Excerpts from a figure dataset

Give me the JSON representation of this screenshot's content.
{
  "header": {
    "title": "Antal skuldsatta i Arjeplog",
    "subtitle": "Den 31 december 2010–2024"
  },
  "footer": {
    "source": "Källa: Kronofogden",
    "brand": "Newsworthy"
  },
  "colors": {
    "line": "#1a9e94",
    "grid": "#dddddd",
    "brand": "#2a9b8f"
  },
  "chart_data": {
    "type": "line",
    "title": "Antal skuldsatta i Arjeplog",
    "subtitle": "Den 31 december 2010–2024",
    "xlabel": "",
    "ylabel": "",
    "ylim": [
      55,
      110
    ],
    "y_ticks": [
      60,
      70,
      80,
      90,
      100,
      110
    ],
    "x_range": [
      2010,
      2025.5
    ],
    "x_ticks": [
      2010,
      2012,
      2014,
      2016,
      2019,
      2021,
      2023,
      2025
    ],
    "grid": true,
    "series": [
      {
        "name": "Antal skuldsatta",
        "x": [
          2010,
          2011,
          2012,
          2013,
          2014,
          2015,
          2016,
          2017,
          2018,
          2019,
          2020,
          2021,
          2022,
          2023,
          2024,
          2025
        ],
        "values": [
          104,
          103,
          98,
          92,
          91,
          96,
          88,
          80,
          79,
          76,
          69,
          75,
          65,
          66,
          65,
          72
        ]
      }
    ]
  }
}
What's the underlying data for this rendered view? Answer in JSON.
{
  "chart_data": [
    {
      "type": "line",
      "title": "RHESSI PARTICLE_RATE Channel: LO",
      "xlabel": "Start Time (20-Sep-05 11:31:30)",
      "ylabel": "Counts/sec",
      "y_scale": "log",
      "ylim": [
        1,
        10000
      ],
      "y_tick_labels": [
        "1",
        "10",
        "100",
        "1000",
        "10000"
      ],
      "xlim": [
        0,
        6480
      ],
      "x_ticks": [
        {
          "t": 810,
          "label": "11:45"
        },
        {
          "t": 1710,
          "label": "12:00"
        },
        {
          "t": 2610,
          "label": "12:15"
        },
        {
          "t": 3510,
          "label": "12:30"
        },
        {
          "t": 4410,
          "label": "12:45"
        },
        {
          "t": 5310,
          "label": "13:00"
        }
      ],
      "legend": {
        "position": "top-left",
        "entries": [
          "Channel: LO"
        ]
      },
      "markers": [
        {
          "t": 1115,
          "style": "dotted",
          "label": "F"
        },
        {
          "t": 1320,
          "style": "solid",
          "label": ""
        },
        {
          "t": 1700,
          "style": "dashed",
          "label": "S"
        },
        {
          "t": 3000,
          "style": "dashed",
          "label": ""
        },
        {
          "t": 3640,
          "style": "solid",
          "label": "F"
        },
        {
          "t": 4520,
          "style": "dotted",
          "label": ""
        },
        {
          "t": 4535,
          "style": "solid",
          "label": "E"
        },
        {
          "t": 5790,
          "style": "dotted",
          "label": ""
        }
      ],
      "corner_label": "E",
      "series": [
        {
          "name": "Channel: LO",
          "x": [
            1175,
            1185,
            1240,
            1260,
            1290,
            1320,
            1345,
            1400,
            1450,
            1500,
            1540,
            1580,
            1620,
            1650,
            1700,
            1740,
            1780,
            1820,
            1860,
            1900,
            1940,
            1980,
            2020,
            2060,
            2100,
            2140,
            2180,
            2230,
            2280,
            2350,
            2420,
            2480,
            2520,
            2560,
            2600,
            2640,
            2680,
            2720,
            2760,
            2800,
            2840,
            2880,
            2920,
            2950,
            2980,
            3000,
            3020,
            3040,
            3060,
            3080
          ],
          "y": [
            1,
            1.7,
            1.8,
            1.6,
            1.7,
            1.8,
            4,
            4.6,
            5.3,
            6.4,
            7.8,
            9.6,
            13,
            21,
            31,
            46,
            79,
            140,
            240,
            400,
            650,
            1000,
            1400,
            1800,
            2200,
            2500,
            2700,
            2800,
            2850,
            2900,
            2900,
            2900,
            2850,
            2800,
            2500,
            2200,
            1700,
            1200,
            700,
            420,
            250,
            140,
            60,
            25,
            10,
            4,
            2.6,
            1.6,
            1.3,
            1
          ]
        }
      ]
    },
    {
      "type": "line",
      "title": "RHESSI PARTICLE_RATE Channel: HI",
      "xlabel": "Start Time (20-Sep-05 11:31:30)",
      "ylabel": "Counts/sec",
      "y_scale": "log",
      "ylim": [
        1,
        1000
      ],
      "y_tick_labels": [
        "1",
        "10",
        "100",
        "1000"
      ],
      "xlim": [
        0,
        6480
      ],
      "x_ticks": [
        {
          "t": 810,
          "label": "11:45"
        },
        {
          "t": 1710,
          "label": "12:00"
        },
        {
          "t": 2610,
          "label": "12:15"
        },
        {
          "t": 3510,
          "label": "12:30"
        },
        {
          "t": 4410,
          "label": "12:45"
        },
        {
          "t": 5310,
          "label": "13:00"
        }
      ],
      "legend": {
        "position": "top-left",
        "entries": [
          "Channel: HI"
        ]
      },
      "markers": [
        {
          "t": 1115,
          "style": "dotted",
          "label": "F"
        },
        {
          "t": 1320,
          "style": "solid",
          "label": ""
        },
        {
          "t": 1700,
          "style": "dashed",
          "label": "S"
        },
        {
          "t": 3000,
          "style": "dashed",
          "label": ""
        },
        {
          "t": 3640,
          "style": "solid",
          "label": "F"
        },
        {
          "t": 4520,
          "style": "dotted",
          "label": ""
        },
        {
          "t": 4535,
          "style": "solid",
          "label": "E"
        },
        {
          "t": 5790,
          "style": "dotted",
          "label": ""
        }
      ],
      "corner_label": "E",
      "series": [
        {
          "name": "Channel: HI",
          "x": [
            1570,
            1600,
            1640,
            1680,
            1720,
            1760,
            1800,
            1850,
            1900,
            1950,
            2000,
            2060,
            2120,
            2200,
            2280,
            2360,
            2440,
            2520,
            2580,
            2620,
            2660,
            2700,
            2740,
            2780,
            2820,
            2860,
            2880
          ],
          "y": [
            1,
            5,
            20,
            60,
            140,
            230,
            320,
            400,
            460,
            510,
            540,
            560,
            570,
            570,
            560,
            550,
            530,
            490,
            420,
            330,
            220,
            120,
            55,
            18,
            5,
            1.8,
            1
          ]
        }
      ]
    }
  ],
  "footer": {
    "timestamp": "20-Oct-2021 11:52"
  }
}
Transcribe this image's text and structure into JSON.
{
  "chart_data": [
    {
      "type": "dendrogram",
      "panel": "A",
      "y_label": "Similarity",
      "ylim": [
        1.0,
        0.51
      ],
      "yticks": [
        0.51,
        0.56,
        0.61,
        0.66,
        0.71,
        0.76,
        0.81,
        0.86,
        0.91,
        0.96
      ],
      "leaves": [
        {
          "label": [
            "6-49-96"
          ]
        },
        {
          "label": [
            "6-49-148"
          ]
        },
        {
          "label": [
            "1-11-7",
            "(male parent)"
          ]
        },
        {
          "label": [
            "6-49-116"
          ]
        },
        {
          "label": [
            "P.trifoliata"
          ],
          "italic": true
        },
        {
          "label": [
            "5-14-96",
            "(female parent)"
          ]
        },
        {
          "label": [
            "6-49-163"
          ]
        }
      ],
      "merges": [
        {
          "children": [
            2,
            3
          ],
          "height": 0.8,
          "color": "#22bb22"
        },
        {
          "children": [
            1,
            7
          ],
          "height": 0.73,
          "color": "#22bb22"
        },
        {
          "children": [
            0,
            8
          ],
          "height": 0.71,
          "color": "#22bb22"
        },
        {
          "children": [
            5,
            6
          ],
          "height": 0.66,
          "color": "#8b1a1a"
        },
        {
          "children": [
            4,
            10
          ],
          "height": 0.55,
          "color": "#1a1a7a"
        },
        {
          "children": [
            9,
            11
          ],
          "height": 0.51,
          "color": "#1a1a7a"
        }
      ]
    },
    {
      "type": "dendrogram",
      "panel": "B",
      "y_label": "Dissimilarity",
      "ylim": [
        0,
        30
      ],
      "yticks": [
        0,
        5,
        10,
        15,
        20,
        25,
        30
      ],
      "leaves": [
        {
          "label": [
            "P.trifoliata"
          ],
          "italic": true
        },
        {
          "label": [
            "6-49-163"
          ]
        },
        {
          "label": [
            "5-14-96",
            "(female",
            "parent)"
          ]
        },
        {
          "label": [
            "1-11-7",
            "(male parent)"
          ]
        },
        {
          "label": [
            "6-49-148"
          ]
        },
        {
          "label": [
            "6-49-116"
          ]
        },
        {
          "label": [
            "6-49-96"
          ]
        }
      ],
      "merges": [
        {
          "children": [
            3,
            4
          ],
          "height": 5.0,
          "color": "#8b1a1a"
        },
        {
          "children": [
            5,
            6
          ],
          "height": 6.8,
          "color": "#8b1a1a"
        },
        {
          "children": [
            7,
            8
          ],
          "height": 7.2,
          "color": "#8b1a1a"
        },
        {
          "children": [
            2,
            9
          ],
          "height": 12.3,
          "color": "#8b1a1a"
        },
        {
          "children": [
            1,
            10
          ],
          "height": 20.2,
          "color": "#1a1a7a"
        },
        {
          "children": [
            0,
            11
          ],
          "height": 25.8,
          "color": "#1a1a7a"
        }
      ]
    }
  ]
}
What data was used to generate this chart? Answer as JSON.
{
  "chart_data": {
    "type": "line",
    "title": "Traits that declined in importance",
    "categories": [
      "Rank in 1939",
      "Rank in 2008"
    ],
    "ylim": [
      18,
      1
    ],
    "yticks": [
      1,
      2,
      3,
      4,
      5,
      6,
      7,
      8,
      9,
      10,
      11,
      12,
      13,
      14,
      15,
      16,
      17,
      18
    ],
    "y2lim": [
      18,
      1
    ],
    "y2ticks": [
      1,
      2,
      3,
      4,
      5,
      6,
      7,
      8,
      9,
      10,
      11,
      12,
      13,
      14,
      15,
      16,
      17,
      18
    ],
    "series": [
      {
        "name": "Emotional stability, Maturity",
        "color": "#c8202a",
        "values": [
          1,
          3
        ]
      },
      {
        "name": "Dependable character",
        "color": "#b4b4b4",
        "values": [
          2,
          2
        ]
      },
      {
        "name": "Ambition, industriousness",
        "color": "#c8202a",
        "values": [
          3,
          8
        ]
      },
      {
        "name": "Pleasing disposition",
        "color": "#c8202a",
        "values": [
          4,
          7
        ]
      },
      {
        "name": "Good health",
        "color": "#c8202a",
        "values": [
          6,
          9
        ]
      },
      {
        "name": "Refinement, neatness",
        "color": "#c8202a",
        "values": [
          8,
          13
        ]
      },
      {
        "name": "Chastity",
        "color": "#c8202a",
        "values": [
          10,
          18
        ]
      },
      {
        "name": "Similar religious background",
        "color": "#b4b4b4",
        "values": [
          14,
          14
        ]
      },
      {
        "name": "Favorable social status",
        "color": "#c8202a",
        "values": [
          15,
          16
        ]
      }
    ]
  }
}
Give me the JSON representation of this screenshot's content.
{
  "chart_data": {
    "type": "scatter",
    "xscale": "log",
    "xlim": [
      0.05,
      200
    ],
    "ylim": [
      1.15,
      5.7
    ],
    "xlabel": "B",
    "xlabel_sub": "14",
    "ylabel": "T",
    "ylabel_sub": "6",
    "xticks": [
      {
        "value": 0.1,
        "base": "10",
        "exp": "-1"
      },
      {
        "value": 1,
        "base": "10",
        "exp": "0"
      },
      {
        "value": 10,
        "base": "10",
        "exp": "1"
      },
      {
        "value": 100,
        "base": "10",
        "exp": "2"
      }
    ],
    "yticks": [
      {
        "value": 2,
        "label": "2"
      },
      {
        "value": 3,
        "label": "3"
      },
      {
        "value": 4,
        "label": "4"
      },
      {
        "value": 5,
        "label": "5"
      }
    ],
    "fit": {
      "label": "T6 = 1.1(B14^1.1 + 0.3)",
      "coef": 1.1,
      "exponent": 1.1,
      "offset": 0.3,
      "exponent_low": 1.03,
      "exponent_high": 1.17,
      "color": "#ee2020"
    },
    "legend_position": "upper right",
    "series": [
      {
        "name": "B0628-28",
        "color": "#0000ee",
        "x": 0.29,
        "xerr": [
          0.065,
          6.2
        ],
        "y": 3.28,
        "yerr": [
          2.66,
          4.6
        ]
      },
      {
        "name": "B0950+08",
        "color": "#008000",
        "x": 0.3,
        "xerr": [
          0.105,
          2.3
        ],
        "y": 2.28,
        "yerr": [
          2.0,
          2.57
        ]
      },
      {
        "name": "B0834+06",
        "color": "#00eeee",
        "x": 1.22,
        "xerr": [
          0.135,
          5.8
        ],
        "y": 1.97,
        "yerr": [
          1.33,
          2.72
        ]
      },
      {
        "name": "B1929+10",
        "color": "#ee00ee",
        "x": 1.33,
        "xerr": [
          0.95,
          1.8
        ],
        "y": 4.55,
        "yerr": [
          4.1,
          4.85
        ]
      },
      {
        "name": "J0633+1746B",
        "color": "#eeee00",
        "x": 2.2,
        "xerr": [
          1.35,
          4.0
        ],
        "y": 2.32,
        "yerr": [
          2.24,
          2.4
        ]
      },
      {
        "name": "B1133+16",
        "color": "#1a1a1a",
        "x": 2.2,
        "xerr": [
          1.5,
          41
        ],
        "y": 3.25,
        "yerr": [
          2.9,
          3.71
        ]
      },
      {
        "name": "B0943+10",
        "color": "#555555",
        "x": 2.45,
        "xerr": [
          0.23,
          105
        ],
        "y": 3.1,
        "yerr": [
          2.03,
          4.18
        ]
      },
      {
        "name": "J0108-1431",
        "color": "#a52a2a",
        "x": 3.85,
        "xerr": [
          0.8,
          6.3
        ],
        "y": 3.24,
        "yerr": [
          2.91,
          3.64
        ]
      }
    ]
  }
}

Exercise details
From the entries above, return each line with the word "Answer" in it.

Full output
What's the underlying data for this rendered view? Answer in JSON.
What data was used to generate this chart? Answer as JSON.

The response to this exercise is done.